→ TASK
Show every line in the entries below where the word "toverstaf" appears.

→ INPUT
-- Begin --

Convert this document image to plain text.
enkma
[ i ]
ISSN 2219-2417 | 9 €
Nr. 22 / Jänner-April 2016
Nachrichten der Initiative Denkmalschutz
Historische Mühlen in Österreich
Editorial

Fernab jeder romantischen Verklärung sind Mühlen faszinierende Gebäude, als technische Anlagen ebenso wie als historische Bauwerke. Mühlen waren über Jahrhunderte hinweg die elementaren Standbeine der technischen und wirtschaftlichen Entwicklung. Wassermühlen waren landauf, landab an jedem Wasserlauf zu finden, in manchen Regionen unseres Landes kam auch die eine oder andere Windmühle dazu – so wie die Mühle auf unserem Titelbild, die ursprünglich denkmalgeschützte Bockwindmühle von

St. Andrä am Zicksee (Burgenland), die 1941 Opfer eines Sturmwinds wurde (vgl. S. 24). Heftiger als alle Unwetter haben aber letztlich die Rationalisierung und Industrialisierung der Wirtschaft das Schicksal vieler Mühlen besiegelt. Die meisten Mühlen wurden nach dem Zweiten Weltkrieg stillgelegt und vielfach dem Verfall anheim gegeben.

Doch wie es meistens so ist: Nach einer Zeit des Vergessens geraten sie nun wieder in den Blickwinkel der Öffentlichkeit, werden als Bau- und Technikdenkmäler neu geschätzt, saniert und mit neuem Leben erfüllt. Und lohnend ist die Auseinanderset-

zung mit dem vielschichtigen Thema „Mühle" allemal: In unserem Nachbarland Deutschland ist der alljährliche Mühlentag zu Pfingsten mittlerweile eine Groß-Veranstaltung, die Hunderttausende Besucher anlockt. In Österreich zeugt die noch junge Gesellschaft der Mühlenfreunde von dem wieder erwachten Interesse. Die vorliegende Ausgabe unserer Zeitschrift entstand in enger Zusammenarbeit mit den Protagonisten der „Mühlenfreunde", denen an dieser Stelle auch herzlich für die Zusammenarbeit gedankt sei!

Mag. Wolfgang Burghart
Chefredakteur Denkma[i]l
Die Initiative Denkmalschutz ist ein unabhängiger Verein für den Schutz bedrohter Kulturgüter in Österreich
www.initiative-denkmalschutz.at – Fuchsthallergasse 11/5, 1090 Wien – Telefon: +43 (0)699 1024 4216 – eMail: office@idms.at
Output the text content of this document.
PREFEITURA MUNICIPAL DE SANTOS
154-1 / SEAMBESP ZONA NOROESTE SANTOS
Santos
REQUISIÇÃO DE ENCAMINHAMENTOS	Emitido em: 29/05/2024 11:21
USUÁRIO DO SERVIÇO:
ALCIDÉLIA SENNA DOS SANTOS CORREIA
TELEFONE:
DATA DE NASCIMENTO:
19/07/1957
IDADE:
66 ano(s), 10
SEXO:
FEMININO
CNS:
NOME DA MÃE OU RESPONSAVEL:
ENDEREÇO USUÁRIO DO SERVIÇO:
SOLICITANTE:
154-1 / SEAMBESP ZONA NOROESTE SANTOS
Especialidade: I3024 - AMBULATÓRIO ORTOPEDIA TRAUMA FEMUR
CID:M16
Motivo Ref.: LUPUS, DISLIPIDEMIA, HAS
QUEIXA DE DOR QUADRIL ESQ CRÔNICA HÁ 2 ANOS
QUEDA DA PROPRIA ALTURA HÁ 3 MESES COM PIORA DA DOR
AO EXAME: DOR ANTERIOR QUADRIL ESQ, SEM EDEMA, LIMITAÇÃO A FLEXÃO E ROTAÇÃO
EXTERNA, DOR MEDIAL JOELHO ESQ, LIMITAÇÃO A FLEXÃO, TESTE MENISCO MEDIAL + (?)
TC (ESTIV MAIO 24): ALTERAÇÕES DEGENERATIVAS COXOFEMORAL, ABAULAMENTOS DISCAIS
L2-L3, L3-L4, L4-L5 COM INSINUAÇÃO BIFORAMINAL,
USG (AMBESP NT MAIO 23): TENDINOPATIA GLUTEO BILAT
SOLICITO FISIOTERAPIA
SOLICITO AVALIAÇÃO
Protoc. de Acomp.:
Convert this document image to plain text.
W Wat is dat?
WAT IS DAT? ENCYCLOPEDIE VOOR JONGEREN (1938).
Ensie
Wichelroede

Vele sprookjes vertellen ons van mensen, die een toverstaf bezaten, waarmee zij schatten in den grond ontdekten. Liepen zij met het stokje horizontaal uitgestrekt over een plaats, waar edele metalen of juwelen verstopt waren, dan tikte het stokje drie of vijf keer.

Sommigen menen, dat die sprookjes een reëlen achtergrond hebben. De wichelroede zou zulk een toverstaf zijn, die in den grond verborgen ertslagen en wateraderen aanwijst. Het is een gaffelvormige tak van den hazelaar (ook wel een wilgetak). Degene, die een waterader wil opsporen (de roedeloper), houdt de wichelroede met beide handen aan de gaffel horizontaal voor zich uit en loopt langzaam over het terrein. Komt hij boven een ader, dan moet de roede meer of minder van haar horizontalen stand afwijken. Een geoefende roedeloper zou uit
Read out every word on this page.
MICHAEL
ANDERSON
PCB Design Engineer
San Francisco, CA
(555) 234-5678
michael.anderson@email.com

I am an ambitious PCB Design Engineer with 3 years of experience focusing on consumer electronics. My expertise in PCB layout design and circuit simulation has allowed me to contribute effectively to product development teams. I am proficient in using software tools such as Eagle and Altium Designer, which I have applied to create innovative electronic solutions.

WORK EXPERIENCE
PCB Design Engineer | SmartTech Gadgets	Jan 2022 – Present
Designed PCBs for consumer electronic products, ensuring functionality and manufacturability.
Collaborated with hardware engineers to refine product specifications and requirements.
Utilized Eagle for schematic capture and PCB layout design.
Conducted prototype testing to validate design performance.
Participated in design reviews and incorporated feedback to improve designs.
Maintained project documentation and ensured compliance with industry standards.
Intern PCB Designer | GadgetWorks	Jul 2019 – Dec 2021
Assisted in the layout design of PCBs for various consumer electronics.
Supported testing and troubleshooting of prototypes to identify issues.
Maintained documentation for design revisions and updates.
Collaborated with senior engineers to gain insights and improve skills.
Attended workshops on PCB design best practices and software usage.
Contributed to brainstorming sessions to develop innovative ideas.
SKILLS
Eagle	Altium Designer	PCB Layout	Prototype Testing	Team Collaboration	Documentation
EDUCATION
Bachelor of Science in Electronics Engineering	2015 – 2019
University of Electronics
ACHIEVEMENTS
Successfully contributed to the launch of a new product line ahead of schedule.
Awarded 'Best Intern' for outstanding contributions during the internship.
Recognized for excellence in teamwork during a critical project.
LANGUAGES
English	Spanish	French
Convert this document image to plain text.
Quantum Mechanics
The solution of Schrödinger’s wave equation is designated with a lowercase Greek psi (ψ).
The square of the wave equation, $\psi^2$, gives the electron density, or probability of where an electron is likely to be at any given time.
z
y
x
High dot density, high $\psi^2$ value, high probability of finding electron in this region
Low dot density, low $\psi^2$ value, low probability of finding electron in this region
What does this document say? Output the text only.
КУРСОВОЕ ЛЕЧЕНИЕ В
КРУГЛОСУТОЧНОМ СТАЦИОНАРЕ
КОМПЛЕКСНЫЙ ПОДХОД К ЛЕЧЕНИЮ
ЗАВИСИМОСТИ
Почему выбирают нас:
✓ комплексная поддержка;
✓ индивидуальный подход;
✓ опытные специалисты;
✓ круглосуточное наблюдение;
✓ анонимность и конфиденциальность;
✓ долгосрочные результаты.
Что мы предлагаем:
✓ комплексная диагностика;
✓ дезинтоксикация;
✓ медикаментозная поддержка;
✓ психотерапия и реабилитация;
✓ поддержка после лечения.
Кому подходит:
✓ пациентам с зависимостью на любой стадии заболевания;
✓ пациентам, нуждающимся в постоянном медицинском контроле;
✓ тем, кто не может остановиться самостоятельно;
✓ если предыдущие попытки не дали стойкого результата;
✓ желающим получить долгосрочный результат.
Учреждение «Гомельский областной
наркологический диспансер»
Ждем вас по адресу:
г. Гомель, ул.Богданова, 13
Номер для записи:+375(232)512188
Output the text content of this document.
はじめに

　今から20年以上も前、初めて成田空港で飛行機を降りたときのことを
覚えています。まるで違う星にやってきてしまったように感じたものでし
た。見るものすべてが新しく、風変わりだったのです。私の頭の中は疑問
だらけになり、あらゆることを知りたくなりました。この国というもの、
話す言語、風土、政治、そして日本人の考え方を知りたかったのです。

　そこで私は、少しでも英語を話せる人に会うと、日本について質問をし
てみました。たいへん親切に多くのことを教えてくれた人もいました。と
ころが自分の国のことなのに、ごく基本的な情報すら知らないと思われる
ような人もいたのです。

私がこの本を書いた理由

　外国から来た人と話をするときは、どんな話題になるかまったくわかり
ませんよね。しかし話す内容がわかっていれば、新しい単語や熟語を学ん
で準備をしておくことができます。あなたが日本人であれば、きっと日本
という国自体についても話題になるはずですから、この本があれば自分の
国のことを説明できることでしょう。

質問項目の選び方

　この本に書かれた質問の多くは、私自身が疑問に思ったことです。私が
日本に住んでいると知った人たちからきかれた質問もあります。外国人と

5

-- End --

→ EXERCISE OUTPUT
Vele sprookjes vertellen ons van mensen, die een toverstaf bezaten, waarmee zij schatten in den grond ontdekten. Liepen zij met het stokje horizontaal uitgestrekt over een plaats, waar edele metalen of juwelen verstopt waren, dan tikte het stokje drie of vijf keer.
Sommigen menen, dat die sprookjes een reëlen achtergrond hebben. De wichelroede zou zulk een toverstaf zijn, die in den grond verborgen ertslagen en wateraderen aanwijst. Het is een gaffelvormige tak van den hazelaar (ook wel een wilgetak). Degene, die een waterader wil opsporen (de roedeloper), houdt de wichelroede met beide handen aan de gaffel horizontaal voor zich uit en loopt langzaam over het terrein. Komt hij boven een ader, dan moet de roede meer of minder van haar horizontalen stand afwijken. Een geoefende roedeloper zou uit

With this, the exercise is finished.